Part of a data file

_ _ _

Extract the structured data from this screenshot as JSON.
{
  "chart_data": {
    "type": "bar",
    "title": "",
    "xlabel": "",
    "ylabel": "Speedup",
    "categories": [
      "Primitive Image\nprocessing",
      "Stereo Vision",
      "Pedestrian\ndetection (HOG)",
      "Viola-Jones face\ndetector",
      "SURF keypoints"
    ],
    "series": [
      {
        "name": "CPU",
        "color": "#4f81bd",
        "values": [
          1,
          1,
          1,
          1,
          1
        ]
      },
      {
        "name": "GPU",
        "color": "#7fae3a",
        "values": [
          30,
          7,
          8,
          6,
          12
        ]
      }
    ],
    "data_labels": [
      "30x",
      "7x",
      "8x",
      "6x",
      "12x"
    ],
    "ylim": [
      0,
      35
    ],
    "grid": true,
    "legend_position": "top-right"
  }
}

_ _ _

| EXERCISE DETAILS |
Print the material once more, exactly.

| EXERCISE RESULT |
Extract the structured data from this screenshot as JSON.
{
  "chart_data": {
    "type": "bar",
    "title": "",
    "xlabel": "",
    "ylabel": "Speedup",
    "categories": [
      "Primitive Image\nprocessing",
      "Stereo Vision",
      "Pedestrian\ndetection (HOG)",
      "Viola-Jones face\ndetector",
      "SURF keypoints"
    ],
    "series": [
      {
        "name": "CPU",
        "color": "#4f81bd",
        "values": [
          1,
          1,
          1,
          1,
          1
        ]
      },
      {
        "name": "GPU",
        "color": "#7fae3a",
        "values": [
          30,
          7,
          8,
          6,
          12
        ]
      }
    ],
    "data_labels": [
      "30x",
      "7x",
      "8x",
      "6x",
      "12x"
    ],
    "ylim": [
      0,
      35
    ],
    "grid": true,
    "legend_position": "top-right"
  }
}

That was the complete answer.